#### Task brief:
Check the listing below for lines with the word "this" and say how many there are, with nothing but the number.

(Extracted records)
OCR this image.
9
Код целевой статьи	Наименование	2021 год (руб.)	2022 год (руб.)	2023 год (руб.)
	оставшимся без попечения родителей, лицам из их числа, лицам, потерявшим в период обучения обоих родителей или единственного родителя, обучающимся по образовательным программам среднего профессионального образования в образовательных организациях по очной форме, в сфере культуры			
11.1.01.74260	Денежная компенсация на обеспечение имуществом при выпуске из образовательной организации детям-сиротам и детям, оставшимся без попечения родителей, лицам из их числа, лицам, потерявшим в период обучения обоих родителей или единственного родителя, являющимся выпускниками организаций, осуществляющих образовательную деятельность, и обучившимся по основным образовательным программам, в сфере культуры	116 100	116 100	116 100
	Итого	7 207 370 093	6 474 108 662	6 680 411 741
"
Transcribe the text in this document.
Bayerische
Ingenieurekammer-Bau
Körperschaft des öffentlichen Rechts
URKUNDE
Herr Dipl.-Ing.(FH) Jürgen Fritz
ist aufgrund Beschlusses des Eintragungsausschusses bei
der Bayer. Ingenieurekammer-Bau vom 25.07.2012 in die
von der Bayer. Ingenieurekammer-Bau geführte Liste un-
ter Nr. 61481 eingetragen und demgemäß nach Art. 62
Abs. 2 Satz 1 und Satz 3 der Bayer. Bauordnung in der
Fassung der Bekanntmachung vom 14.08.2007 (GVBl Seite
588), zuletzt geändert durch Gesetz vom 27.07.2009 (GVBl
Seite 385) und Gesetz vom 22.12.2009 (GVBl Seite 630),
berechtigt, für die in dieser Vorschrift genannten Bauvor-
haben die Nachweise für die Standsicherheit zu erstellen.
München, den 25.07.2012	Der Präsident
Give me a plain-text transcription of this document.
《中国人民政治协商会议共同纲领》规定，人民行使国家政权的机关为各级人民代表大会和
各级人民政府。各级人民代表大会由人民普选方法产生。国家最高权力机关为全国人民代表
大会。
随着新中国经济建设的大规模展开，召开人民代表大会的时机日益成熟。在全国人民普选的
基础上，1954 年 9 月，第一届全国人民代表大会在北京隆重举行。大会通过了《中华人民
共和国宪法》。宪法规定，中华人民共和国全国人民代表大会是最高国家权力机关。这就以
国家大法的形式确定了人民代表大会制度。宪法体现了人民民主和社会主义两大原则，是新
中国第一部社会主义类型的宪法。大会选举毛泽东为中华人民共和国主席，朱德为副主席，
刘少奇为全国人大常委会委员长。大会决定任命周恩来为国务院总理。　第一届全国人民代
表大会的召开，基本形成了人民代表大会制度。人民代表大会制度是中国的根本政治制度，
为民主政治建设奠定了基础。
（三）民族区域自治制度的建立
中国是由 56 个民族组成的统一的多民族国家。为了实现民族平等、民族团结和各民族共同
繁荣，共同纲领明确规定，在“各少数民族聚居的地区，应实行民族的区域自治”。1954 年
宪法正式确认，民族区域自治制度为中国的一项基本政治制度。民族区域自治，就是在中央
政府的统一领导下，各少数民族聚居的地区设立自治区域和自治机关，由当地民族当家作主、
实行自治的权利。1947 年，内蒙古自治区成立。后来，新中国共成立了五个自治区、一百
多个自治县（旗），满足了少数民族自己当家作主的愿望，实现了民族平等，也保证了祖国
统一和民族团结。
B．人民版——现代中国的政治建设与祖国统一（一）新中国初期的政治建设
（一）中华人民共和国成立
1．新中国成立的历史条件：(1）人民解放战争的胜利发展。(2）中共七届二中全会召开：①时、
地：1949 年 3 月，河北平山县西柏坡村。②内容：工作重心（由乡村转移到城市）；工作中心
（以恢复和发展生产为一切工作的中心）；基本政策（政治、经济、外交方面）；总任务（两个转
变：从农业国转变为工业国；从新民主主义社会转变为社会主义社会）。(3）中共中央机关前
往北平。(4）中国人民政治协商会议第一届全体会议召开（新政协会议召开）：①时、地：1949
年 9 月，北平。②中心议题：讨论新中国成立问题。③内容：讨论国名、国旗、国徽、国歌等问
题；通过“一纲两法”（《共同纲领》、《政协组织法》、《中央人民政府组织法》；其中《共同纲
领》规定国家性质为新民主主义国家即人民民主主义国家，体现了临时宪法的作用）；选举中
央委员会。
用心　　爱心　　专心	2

#### Exercise solution:
3